# [Given problem]
Each line of the material below that holds the word "this" needs to be copied.

# [Excerpted records]
-=-=-

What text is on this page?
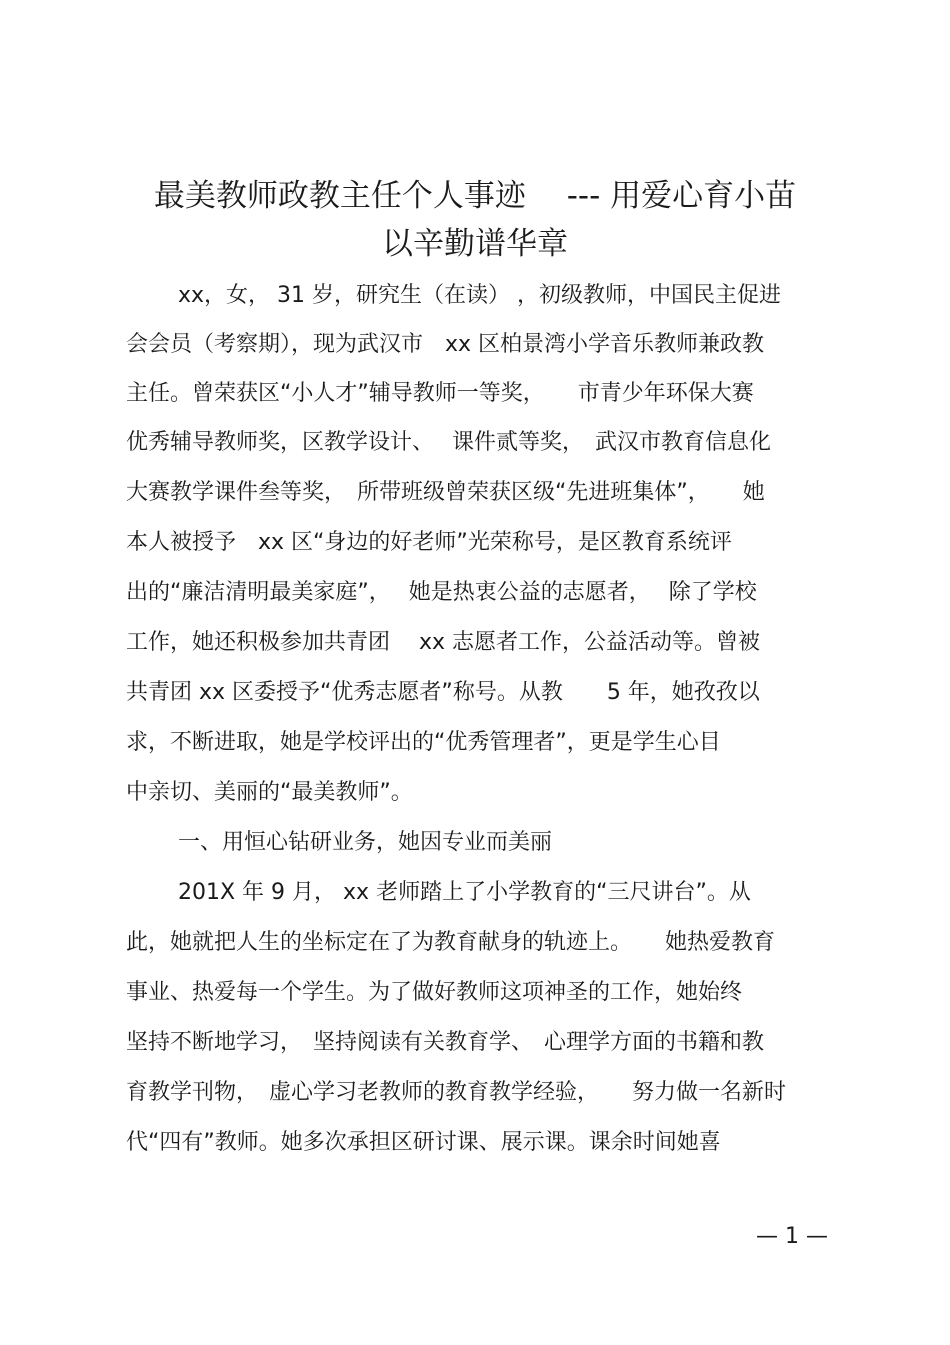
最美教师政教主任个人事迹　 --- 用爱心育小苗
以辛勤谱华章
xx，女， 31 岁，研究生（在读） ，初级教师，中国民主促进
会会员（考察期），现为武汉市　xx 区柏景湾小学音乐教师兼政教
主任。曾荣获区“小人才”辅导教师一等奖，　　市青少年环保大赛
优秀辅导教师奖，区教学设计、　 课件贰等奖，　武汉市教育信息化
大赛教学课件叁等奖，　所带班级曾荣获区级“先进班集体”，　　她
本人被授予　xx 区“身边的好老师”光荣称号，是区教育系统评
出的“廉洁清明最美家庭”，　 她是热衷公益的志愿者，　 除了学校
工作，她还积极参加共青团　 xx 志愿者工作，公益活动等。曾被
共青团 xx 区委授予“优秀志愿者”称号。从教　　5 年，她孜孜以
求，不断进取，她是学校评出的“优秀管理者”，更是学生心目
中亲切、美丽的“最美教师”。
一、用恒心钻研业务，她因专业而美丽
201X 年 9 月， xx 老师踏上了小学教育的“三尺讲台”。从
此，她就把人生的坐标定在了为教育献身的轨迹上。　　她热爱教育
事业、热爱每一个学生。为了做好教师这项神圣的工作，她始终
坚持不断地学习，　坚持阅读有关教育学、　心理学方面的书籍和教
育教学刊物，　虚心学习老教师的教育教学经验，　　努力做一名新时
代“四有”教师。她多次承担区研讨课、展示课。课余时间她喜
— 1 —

-=-=-

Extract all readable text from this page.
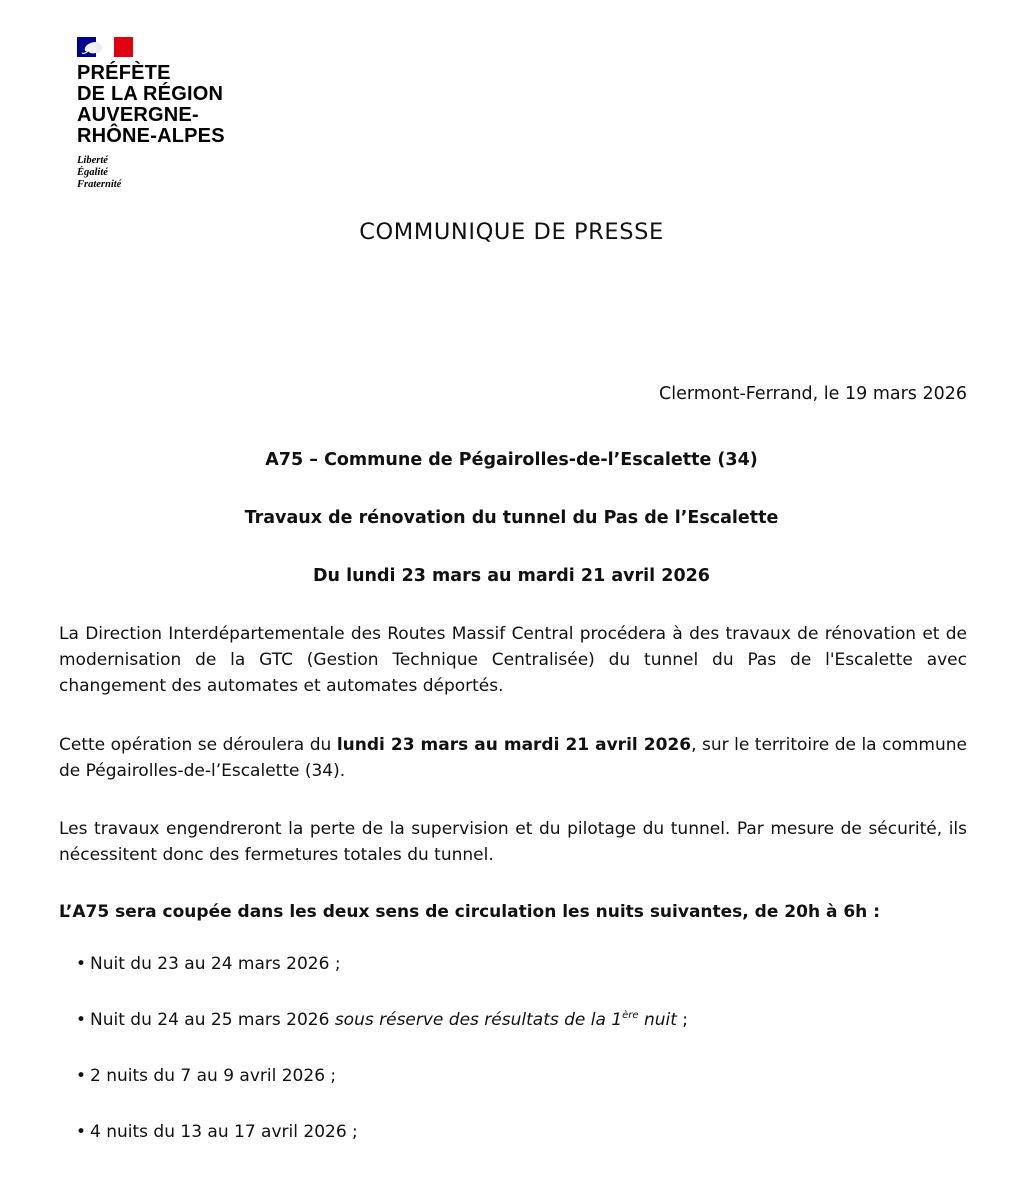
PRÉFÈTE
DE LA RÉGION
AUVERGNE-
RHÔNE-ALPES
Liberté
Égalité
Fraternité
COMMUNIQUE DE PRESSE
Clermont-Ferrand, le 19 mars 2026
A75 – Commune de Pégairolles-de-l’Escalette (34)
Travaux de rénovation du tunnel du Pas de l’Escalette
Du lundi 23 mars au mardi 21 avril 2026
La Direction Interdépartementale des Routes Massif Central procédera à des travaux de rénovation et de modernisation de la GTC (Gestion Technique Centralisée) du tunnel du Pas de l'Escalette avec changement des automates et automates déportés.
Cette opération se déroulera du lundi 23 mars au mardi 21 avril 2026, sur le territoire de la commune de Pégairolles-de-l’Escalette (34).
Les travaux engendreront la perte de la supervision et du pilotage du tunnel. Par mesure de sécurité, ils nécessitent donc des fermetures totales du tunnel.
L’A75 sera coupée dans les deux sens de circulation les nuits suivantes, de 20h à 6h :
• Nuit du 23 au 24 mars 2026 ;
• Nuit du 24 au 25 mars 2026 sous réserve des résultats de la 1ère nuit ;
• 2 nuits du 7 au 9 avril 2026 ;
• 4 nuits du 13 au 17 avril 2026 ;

-=-=-

# [Answer in full]
What text is on this page?
Extract all readable text from this page.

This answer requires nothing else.